Data section:
◆ ◆ ◆

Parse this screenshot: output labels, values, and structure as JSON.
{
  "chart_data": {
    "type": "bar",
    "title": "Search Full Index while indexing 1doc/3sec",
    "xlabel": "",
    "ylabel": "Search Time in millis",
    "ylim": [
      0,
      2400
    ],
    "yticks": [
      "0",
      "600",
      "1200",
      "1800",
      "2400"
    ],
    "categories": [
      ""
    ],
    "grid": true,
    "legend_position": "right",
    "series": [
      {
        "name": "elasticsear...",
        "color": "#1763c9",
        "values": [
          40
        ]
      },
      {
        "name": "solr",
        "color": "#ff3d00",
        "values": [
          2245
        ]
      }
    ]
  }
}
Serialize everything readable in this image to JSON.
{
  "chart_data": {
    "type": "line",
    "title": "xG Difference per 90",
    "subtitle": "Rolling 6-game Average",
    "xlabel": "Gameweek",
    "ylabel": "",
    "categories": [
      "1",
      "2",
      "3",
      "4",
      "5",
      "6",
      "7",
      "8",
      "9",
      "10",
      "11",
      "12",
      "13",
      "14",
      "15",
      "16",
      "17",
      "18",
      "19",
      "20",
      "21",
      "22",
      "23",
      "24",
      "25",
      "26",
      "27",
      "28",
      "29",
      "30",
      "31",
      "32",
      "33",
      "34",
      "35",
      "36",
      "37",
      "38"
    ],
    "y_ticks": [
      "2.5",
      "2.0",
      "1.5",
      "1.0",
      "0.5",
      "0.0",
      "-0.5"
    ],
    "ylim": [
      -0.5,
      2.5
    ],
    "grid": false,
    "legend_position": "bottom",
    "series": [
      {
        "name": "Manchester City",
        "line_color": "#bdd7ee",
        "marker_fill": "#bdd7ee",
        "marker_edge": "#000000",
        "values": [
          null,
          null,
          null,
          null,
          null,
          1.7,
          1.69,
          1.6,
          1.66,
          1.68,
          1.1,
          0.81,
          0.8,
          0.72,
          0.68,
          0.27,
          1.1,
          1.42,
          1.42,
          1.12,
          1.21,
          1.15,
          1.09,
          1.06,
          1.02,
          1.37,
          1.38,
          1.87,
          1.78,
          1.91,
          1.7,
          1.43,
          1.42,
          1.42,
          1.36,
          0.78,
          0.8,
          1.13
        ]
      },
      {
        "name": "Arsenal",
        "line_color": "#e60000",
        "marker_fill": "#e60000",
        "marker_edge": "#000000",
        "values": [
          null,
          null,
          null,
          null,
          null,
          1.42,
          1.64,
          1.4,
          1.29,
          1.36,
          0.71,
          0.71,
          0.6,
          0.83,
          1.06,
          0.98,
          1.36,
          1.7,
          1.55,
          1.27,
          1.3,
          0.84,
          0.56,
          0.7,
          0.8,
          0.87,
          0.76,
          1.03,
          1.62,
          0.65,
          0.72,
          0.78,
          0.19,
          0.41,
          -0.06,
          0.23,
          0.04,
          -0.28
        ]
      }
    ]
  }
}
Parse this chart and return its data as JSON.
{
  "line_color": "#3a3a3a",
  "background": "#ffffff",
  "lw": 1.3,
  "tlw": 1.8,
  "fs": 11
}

◆ ◆ ◆

Given problem:
Return all of the data exactly as it reads.

Written response:
Parse this screenshot: output labels, values, and structure as JSON.
{
  "chart_data": {
    "type": "bar",
    "title": "Search Full Index while indexing 1doc/3sec",
    "xlabel": "",
    "ylabel": "Search Time in millis",
    "ylim": [
      0,
      2400
    ],
    "yticks": [
      "0",
      "600",
      "1200",
      "1800",
      "2400"
    ],
    "categories": [
      ""
    ],
    "grid": true,
    "legend_position": "right",
    "series": [
      {
        "name": "elasticsear...",
        "color": "#1763c9",
        "values": [
          40
        ]
      },
      {
        "name": "solr",
        "color": "#ff3d00",
        "values": [
          2245
        ]
      }
    ]
  }
}
Serialize everything readable in this image to JSON.
{
  "chart_data": {
    "type": "line",
    "title": "xG Difference per 90",
    "subtitle": "Rolling 6-game Average",
    "xlabel": "Gameweek",
    "ylabel": "",
    "categories": [
      "1",
      "2",
      "3",
      "4",
      "5",
      "6",
      "7",
      "8",
      "9",
      "10",
      "11",
      "12",
      "13",
      "14",
      "15",
      "16",
      "17",
      "18",
      "19",
      "20",
      "21",
      "22",
      "23",
      "24",
      "25",
      "26",
      "27",
      "28",
      "29",
      "30",
      "31",
      "32",
      "33",
      "34",
      "35",
      "36",
      "37",
      "38"
    ],
    "y_ticks": [
      "2.5",
      "2.0",
      "1.5",
      "1.0",
      "0.5",
      "0.0",
      "-0.5"
    ],
    "ylim": [
      -0.5,
      2.5
    ],
    "grid": false,
    "legend_position": "bottom",
    "series": [
      {
        "name": "Manchester City",
        "line_color": "#bdd7ee",
        "marker_fill": "#bdd7ee",
        "marker_edge": "#000000",
        "values": [
          null,
          null,
          null,
          null,
          null,
          1.7,
          1.69,
          1.6,
          1.66,
          1.68,
          1.1,
          0.81,
          0.8,
          0.72,
          0.68,
          0.27,
          1.1,
          1.42,
          1.42,
          1.12,
          1.21,
          1.15,
          1.09,
          1.06,
          1.02,
          1.37,
          1.38,
          1.87,
          1.78,
          1.91,
          1.7,
          1.43,
          1.42,
          1.42,
          1.36,
          0.78,
          0.8,
          1.13
        ]
      },
      {
        "name": "Arsenal",
        "line_color": "#e60000",
        "marker_fill": "#e60000",
        "marker_edge": "#000000",
        "values": [
          null,
          null,
          null,
          null,
          null,
          1.42,
          1.64,
          1.4,
          1.29,
          1.36,
          0.71,
          0.71,
          0.6,
          0.83,
          1.06,
          0.98,
          1.36,
          1.7,
          1.55,
          1.27,
          1.3,
          0.84,
          0.56,
          0.7,
          0.8,
          0.87,
          0.76,
          1.03,
          1.62,
          0.65,
          0.72,
          0.78,
          0.19,
          0.41,
          -0.06,
          0.23,
          0.04,
          -0.28
        ]
      }
    ]
  }
}
Parse this chart and return its data as JSON.
{
  "line_color": "#3a3a3a",
  "background": "#ffffff",
  "lw": 1.3,
  "tlw": 1.8,
  "fs": 11
}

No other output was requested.